AIM :: Collect every line in the records below that contains the word "muthafuckin".

— begin INPUT FOR THIS TASK —

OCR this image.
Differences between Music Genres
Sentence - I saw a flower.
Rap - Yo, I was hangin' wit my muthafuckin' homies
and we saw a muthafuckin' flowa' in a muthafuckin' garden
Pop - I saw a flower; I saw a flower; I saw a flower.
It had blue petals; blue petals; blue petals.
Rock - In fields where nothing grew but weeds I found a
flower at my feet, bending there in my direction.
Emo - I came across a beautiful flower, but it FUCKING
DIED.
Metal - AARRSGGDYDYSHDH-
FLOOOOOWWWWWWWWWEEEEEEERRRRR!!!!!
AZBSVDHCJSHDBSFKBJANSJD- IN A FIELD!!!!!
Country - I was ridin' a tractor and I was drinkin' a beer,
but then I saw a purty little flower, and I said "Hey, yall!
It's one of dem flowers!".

— end INPUT FOR THIS TASK —

RESULT OF THE EXERCISE ::
Rap - Yo, I was hangin' wit my muthafuckin' homies
and we saw a muthafuckin' flowa' in a muthafuckin' garden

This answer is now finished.